◆ **Instructions to follow**:
The entries below are to be transcribed in full, without their images.

+++ Material for this exercise +++

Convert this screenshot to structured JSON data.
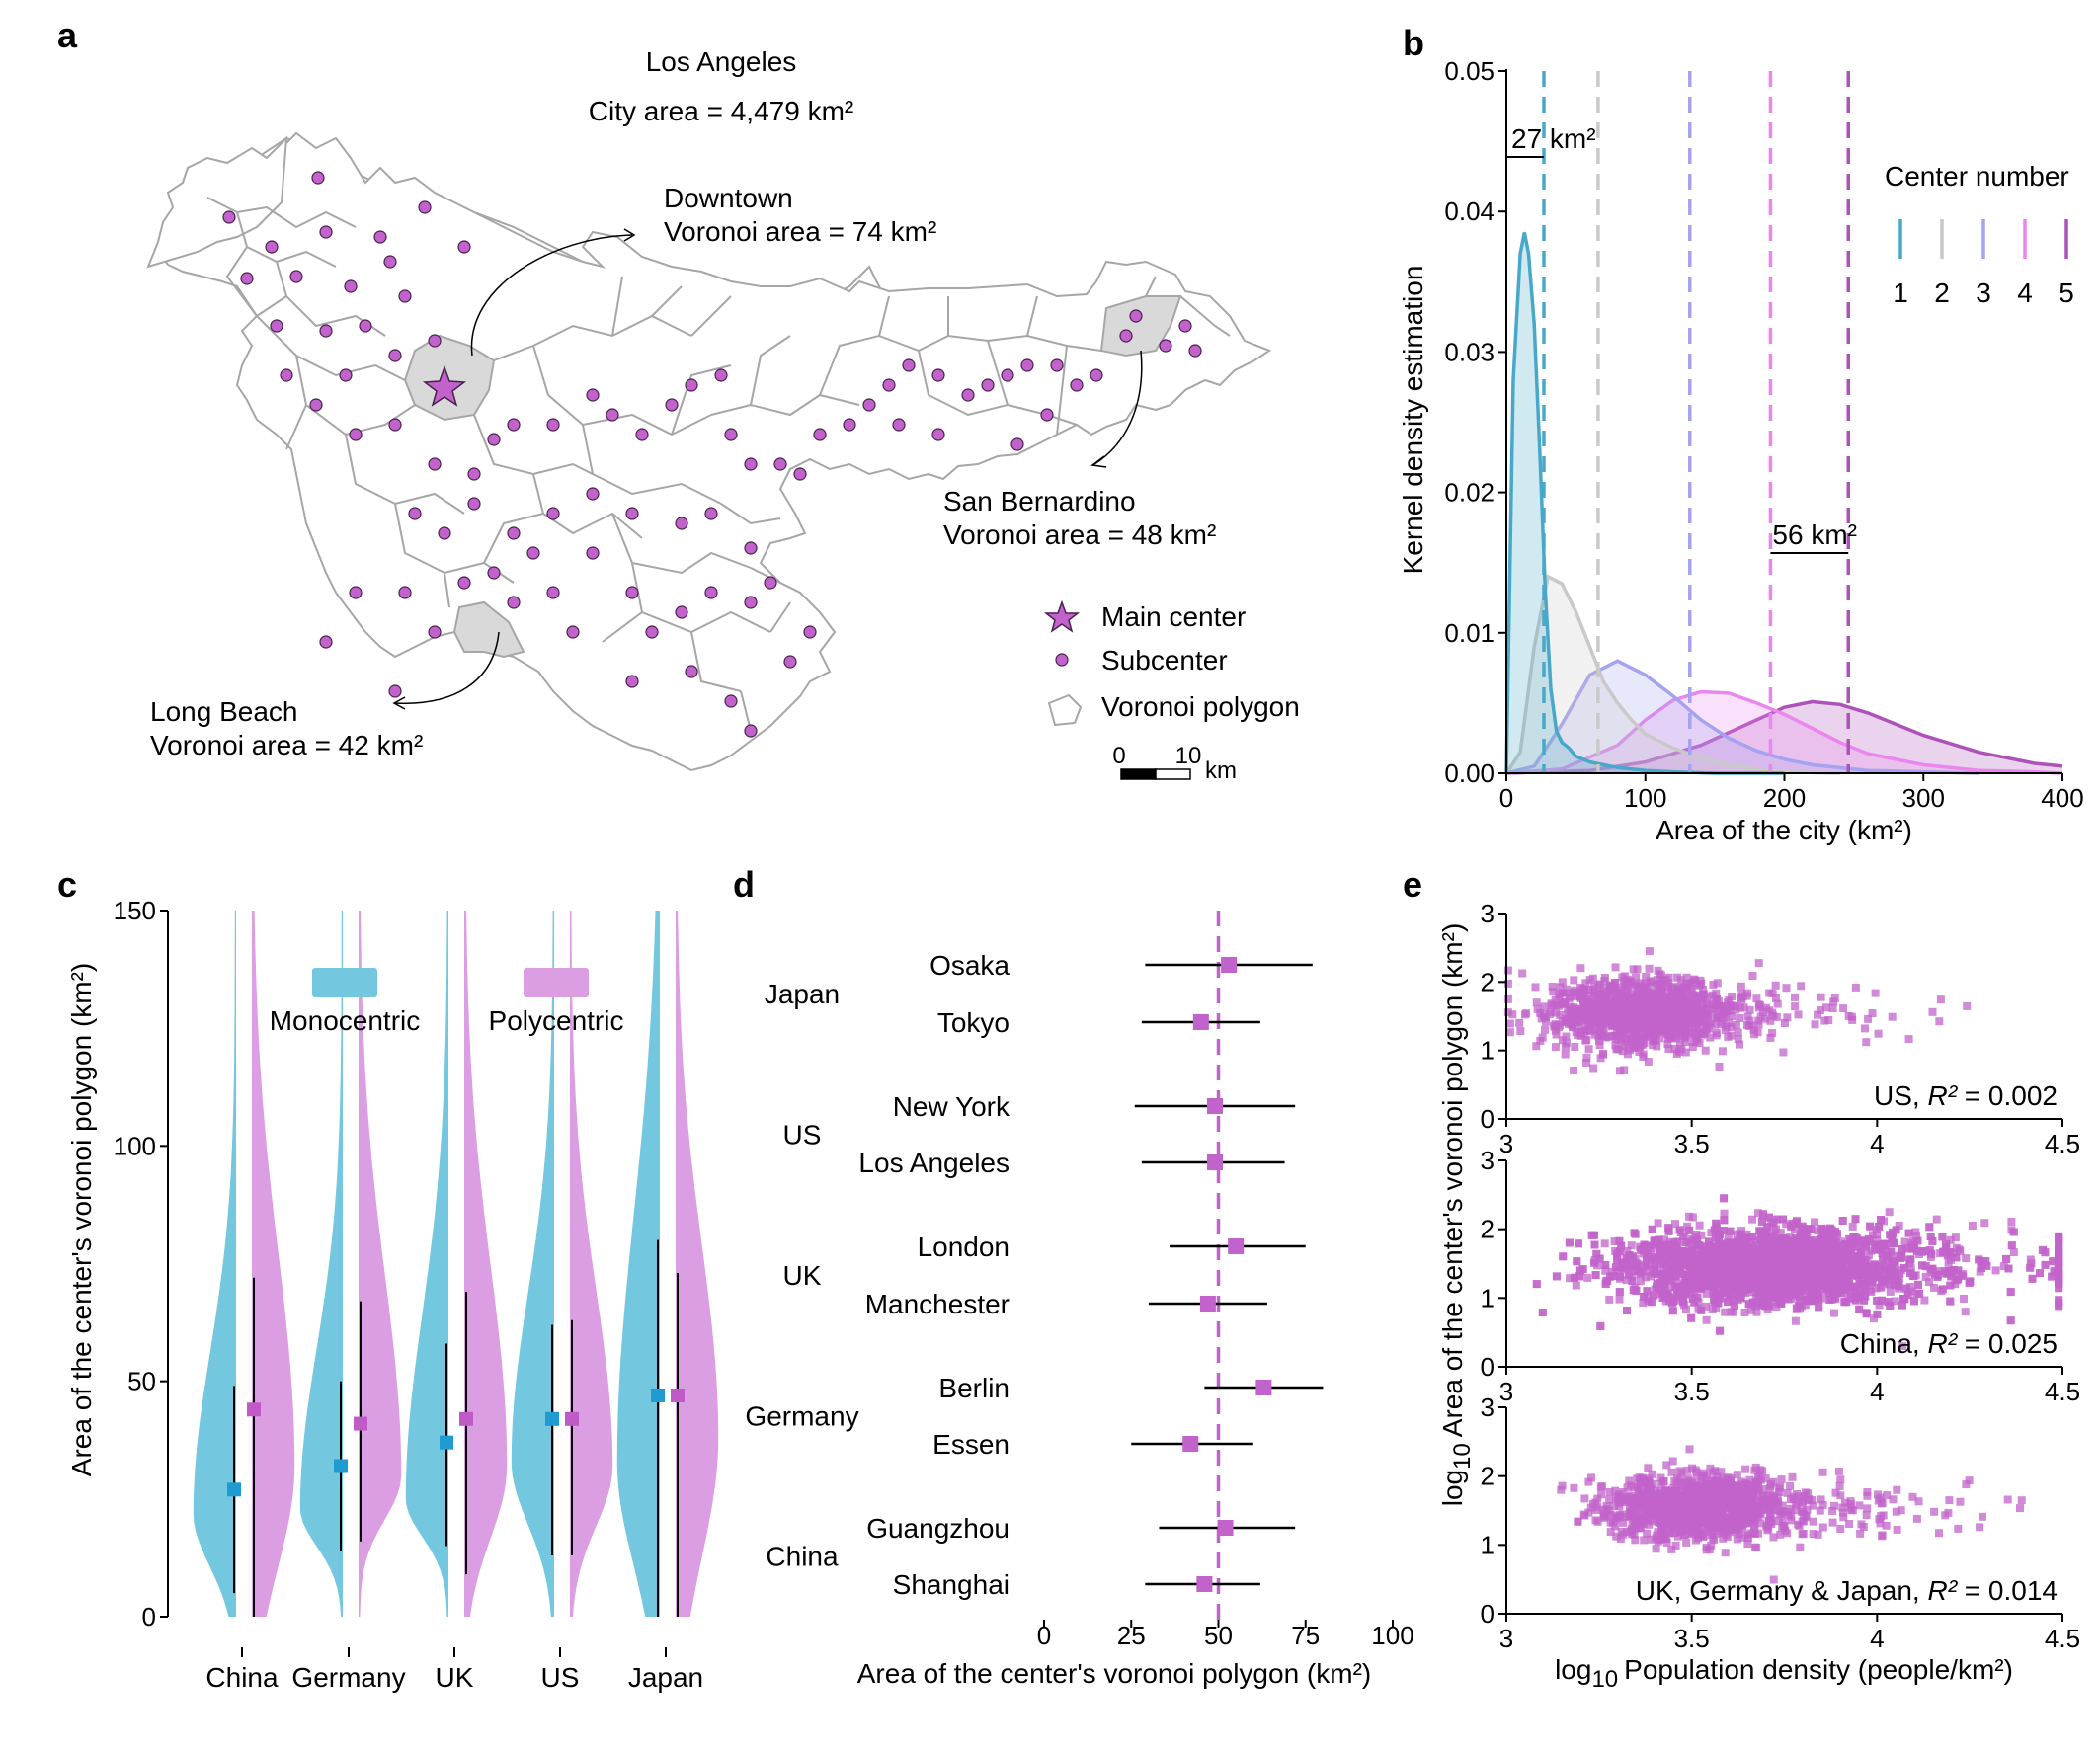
{
  "colors": {
    "c1": "#47a8c9",
    "c2": "#c9c9c9",
    "c3": "#a5a2f0",
    "c4": "#ea86ee",
    "c5": "#ac52b8",
    "mono": "#73c8e0",
    "poly": "#dc9ee2",
    "mono_point": "#1f9bd1",
    "poly_point": "#c05ac7",
    "purple": "#c163cb"
  },
  "panel_a": {
    "letter": "a",
    "title": "Los Angeles",
    "city_area": "City area = 4,479 km²",
    "downtown": [
      "Downtown",
      "Voronoi area = 74 km²"
    ],
    "san_bernardino": [
      "San Bernardino",
      "Voronoi area = 48 km²"
    ],
    "long_beach": [
      "Long Beach",
      "Voronoi area = 42 km²"
    ],
    "legend": {
      "main_center": "Main center",
      "subcenter": "Subcenter",
      "voronoi": "Voronoi polygon"
    },
    "scale": {
      "zero": "0",
      "ten": "10",
      "unit": "km"
    }
  },
  "chart_data": [
    {
      "panel": "b",
      "type": "area",
      "letter": "b",
      "xlabel": "Area of the city (km²)",
      "ylabel": "Kernel density estimation",
      "xlim": [
        0,
        400
      ],
      "ylim": [
        0,
        0.05
      ],
      "xticks": [
        "0",
        "100",
        "200",
        "300",
        "400"
      ],
      "yticks": [
        "0.00",
        "0.01",
        "0.02",
        "0.03",
        "0.04",
        "0.05"
      ],
      "legend_title": "Center number",
      "series": [
        {
          "name": "1",
          "color": "#47a8c9",
          "mean": 27,
          "x": [
            0,
            5,
            10,
            13,
            16,
            20,
            24,
            28,
            32,
            36,
            40,
            45,
            50,
            60,
            70,
            80,
            100,
            120,
            150,
            200
          ],
          "y": [
            0,
            0.028,
            0.037,
            0.0385,
            0.037,
            0.032,
            0.023,
            0.013,
            0.006,
            0.003,
            0.0022,
            0.0018,
            0.0012,
            0.0008,
            0.0006,
            0.0004,
            0.0002,
            0.0001,
            0,
            0
          ]
        },
        {
          "name": "2",
          "color": "#c9c9c9",
          "mean": 66,
          "x": [
            0,
            10,
            20,
            30,
            40,
            50,
            60,
            70,
            80,
            90,
            100,
            120,
            140,
            160,
            180,
            200,
            240
          ],
          "y": [
            0,
            0.0015,
            0.009,
            0.014,
            0.0135,
            0.0115,
            0.009,
            0.0065,
            0.005,
            0.0038,
            0.0028,
            0.0018,
            0.0011,
            0.0006,
            0.0003,
            0.0001,
            0
          ]
        },
        {
          "name": "3",
          "color": "#a5a2f0",
          "mean": 132,
          "x": [
            0,
            20,
            40,
            60,
            80,
            100,
            120,
            140,
            160,
            180,
            200,
            220,
            260,
            300,
            340
          ],
          "y": [
            0,
            0.0005,
            0.0035,
            0.007,
            0.008,
            0.007,
            0.0055,
            0.0038,
            0.0025,
            0.0016,
            0.001,
            0.0006,
            0.0002,
            0.0001,
            0
          ]
        },
        {
          "name": "4",
          "color": "#ea86ee",
          "mean": 190,
          "x": [
            0,
            40,
            80,
            100,
            120,
            140,
            160,
            180,
            200,
            220,
            240,
            260,
            300,
            340,
            380,
            400
          ],
          "y": [
            0,
            0.0003,
            0.002,
            0.0038,
            0.0052,
            0.0058,
            0.0057,
            0.005,
            0.0042,
            0.0032,
            0.0022,
            0.0014,
            0.0006,
            0.0002,
            0.0001,
            0
          ]
        },
        {
          "name": "5",
          "color": "#ac52b8",
          "mean": 246,
          "x": [
            0,
            60,
            100,
            140,
            180,
            200,
            220,
            240,
            260,
            280,
            300,
            340,
            380,
            400
          ],
          "y": [
            0,
            0.0002,
            0.0008,
            0.002,
            0.0038,
            0.0047,
            0.0051,
            0.0049,
            0.0043,
            0.0035,
            0.0027,
            0.0015,
            0.0007,
            0.0005
          ]
        }
      ],
      "annotations": {
        "left": "27 km²",
        "right": "56 km²"
      }
    },
    {
      "panel": "c",
      "type": "violin",
      "letter": "c",
      "ylabel": "Area of the center's voronoi polygon (km²)",
      "ylim": [
        0,
        150
      ],
      "yticks": [
        "0",
        "50",
        "100",
        "150"
      ],
      "categories": [
        "China",
        "Germany",
        "UK",
        "US",
        "Japan"
      ],
      "legend": {
        "mono": "Monocentric",
        "poly": "Polycentric"
      },
      "monocentric": {
        "median": [
          27,
          32,
          37,
          42,
          47
        ],
        "low": [
          5,
          14,
          15,
          13,
          0
        ],
        "high": [
          49,
          50,
          58,
          62,
          80
        ],
        "peak": [
          22,
          23,
          25,
          33,
          33
        ]
      },
      "polycentric": {
        "median": [
          44,
          41,
          42,
          42,
          47
        ],
        "low": [
          0,
          16,
          9,
          13,
          0
        ],
        "high": [
          72,
          67,
          69,
          63,
          73
        ],
        "peak": [
          32,
          30,
          32,
          32,
          38
        ]
      }
    },
    {
      "panel": "d",
      "type": "forest",
      "letter": "d",
      "xlabel": "Area of the center's voronoi polygon (km²)",
      "xlim": [
        0,
        100
      ],
      "xticks": [
        "0",
        "25",
        "50",
        "75",
        "100"
      ],
      "reference": 50,
      "groups": [
        "Japan",
        "US",
        "UK",
        "Germany",
        "China"
      ],
      "cities": [
        "Osaka",
        "Tokyo",
        "New York",
        "Los Angeles",
        "London",
        "Manchester",
        "Berlin",
        "Essen",
        "Guangzhou",
        "Shanghai"
      ],
      "values": [
        53,
        45,
        49,
        49,
        55,
        47,
        63,
        42,
        52,
        46
      ],
      "low": [
        29,
        28,
        26,
        28,
        36,
        30,
        46,
        25,
        33,
        29
      ],
      "high": [
        77,
        62,
        72,
        69,
        75,
        64,
        80,
        60,
        72,
        62
      ]
    },
    {
      "panel": "e",
      "type": "scatter",
      "letter": "e",
      "xlabel_sub": "10",
      "xlabel": "Population density (people/km²)",
      "ylabel": "Area of the center's voronoi polygon (km²)",
      "log_prefix": "log",
      "xlim": [
        3,
        4.5
      ],
      "ylim": [
        0,
        3
      ],
      "xticks": [
        "3",
        "3.5",
        "4",
        "4.5"
      ],
      "yticks": [
        "0",
        "1",
        "2",
        "3"
      ],
      "subplots": [
        {
          "name": "US",
          "r2": "0.002",
          "r2_label": "R²",
          "center_x": 3.35,
          "center_y": 1.55,
          "sx": 0.12,
          "sy": 0.25,
          "n": 1200,
          "tail": 0.12
        },
        {
          "name": "China",
          "r2": "0.025",
          "r2_label": "R²",
          "center_x": 3.7,
          "center_y": 1.45,
          "sx": 0.2,
          "sy": 0.28,
          "n": 3200,
          "tail": 0.1
        },
        {
          "name": "UK, Germany & Japan",
          "r2": "0.014",
          "r2_label": "R²",
          "center_x": 3.5,
          "center_y": 1.55,
          "sx": 0.12,
          "sy": 0.22,
          "n": 1300,
          "tail": 0.15
        }
      ]
    }
  ]
}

+++

◆ **Worked solution**:
Convert this screenshot to structured JSON data.
{
  "colors": {
    "c1": "#47a8c9",
    "c2": "#c9c9c9",
    "c3": "#a5a2f0",
    "c4": "#ea86ee",
    "c5": "#ac52b8",
    "mono": "#73c8e0",
    "poly": "#dc9ee2",
    "mono_point": "#1f9bd1",
    "poly_point": "#c05ac7",
    "purple": "#c163cb"
  },
  "panel_a": {
    "letter": "a",
    "title": "Los Angeles",
    "city_area": "City area = 4,479 km²",
    "downtown": [
      "Downtown",
      "Voronoi area = 74 km²"
    ],
    "san_bernardino": [
      "San Bernardino",
      "Voronoi area = 48 km²"
    ],
    "long_beach": [
      "Long Beach",
      "Voronoi area = 42 km²"
    ],
    "legend": {
      "main_center": "Main center",
      "subcenter": "Subcenter",
      "voronoi": "Voronoi polygon"
    },
    "scale": {
      "zero": "0",
      "ten": "10",
      "unit": "km"
    }
  },
  "chart_data": [
    {
      "panel": "b",
      "type": "area",
      "letter": "b",
      "xlabel": "Area of the city (km²)",
      "ylabel": "Kernel density estimation",
      "xlim": [
        0,
        400
      ],
      "ylim": [
        0,
        0.05
      ],
      "xticks": [
        "0",
        "100",
        "200",
        "300",
        "400"
      ],
      "yticks": [
        "0.00",
        "0.01",
        "0.02",
        "0.03",
        "0.04",
        "0.05"
      ],
      "legend_title": "Center number",
      "series": [
        {
          "name": "1",
          "color": "#47a8c9",
          "mean": 27,
          "x": [
            0,
            5,
            10,
            13,
            16,
            20,
            24,
            28,
            32,
            36,
            40,
            45,
            50,
            60,
            70,
            80,
            100,
            120,
            150,
            200
          ],
          "y": [
            0,
            0.028,
            0.037,
            0.0385,
            0.037,
            0.032,
            0.023,
            0.013,
            0.006,
            0.003,
            0.0022,
            0.0018,
            0.0012,
            0.0008,
            0.0006,
            0.0004,
            0.0002,
            0.0001,
            0,
            0
          ]
        },
        {
          "name": "2",
          "color": "#c9c9c9",
          "mean": 66,
          "x": [
            0,
            10,
            20,
            30,
            40,
            50,
            60,
            70,
            80,
            90,
            100,
            120,
            140,
            160,
            180,
            200,
            240
          ],
          "y": [
            0,
            0.0015,
            0.009,
            0.014,
            0.0135,
            0.0115,
            0.009,
            0.0065,
            0.005,
            0.0038,
            0.0028,
            0.0018,
            0.0011,
            0.0006,
            0.0003,
            0.0001,
            0
          ]
        },
        {
          "name": "3",
          "color": "#a5a2f0",
          "mean": 132,
          "x": [
            0,
            20,
            40,
            60,
            80,
            100,
            120,
            140,
            160,
            180,
            200,
            220,
            260,
            300,
            340
          ],
          "y": [
            0,
            0.0005,
            0.0035,
            0.007,
            0.008,
            0.007,
            0.0055,
            0.0038,
            0.0025,
            0.0016,
            0.001,
            0.0006,
            0.0002,
            0.0001,
            0
          ]
        },
        {
          "name": "4",
          "color": "#ea86ee",
          "mean": 190,
          "x": [
            0,
            40,
            80,
            100,
            120,
            140,
            160,
            180,
            200,
            220,
            240,
            260,
            300,
            340,
            380,
            400
          ],
          "y": [
            0,
            0.0003,
            0.002,
            0.0038,
            0.0052,
            0.0058,
            0.0057,
            0.005,
            0.0042,
            0.0032,
            0.0022,
            0.0014,
            0.0006,
            0.0002,
            0.0001,
            0
          ]
        },
        {
          "name": "5",
          "color": "#ac52b8",
          "mean": 246,
          "x": [
            0,
            60,
            100,
            140,
            180,
            200,
            220,
            240,
            260,
            280,
            300,
            340,
            380,
            400
          ],
          "y": [
            0,
            0.0002,
            0.0008,
            0.002,
            0.0038,
            0.0047,
            0.0051,
            0.0049,
            0.0043,
            0.0035,
            0.0027,
            0.0015,
            0.0007,
            0.0005
          ]
        }
      ],
      "annotations": {
        "left": "27 km²",
        "right": "56 km²"
      }
    },
    {
      "panel": "c",
      "type": "violin",
      "letter": "c",
      "ylabel": "Area of the center's voronoi polygon (km²)",
      "ylim": [
        0,
        150
      ],
      "yticks": [
        "0",
        "50",
        "100",
        "150"
      ],
      "categories": [
        "China",
        "Germany",
        "UK",
        "US",
        "Japan"
      ],
      "legend": {
        "mono": "Monocentric",
        "poly": "Polycentric"
      },
      "monocentric": {
        "median": [
          27,
          32,
          37,
          42,
          47
        ],
        "low": [
          5,
          14,
          15,
          13,
          0
        ],
        "high": [
          49,
          50,
          58,
          62,
          80
        ],
        "peak": [
          22,
          23,
          25,
          33,
          33
        ]
      },
      "polycentric": {
        "median": [
          44,
          41,
          42,
          42,
          47
        ],
        "low": [
          0,
          16,
          9,
          13,
          0
        ],
        "high": [
          72,
          67,
          69,
          63,
          73
        ],
        "peak": [
          32,
          30,
          32,
          32,
          38
        ]
      }
    },
    {
      "panel": "d",
      "type": "forest",
      "letter": "d",
      "xlabel": "Area of the center's voronoi polygon (km²)",
      "xlim": [
        0,
        100
      ],
      "xticks": [
        "0",
        "25",
        "50",
        "75",
        "100"
      ],
      "reference": 50,
      "groups": [
        "Japan",
        "US",
        "UK",
        "Germany",
        "China"
      ],
      "cities": [
        "Osaka",
        "Tokyo",
        "New York",
        "Los Angeles",
        "London",
        "Manchester",
        "Berlin",
        "Essen",
        "Guangzhou",
        "Shanghai"
      ],
      "values": [
        53,
        45,
        49,
        49,
        55,
        47,
        63,
        42,
        52,
        46
      ],
      "low": [
        29,
        28,
        26,
        28,
        36,
        30,
        46,
        25,
        33,
        29
      ],
      "high": [
        77,
        62,
        72,
        69,
        75,
        64,
        80,
        60,
        72,
        62
      ]
    },
    {
      "panel": "e",
      "type": "scatter",
      "letter": "e",
      "xlabel_sub": "10",
      "xlabel": "Population density (people/km²)",
      "ylabel": "Area of the center's voronoi polygon (km²)",
      "log_prefix": "log",
      "xlim": [
        3,
        4.5
      ],
      "ylim": [
        0,
        3
      ],
      "xticks": [
        "3",
        "3.5",
        "4",
        "4.5"
      ],
      "yticks": [
        "0",
        "1",
        "2",
        "3"
      ],
      "subplots": [
        {
          "name": "US",
          "r2": "0.002",
          "r2_label": "R²",
          "center_x": 3.35,
          "center_y": 1.55,
          "sx": 0.12,
          "sy": 0.25,
          "n": 1200,
          "tail": 0.12
        },
        {
          "name": "China",
          "r2": "0.025",
          "r2_label": "R²",
          "center_x": 3.7,
          "center_y": 1.45,
          "sx": 0.2,
          "sy": 0.28,
          "n": 3200,
          "tail": 0.1
        },
        {
          "name": "UK, Germany & Japan",
          "r2": "0.014",
          "r2_label": "R²",
          "center_x": 3.5,
          "center_y": 1.55,
          "sx": 0.12,
          "sy": 0.22,
          "n": 1300,
          "tail": 0.15
        }
      ]
    }
  ]
}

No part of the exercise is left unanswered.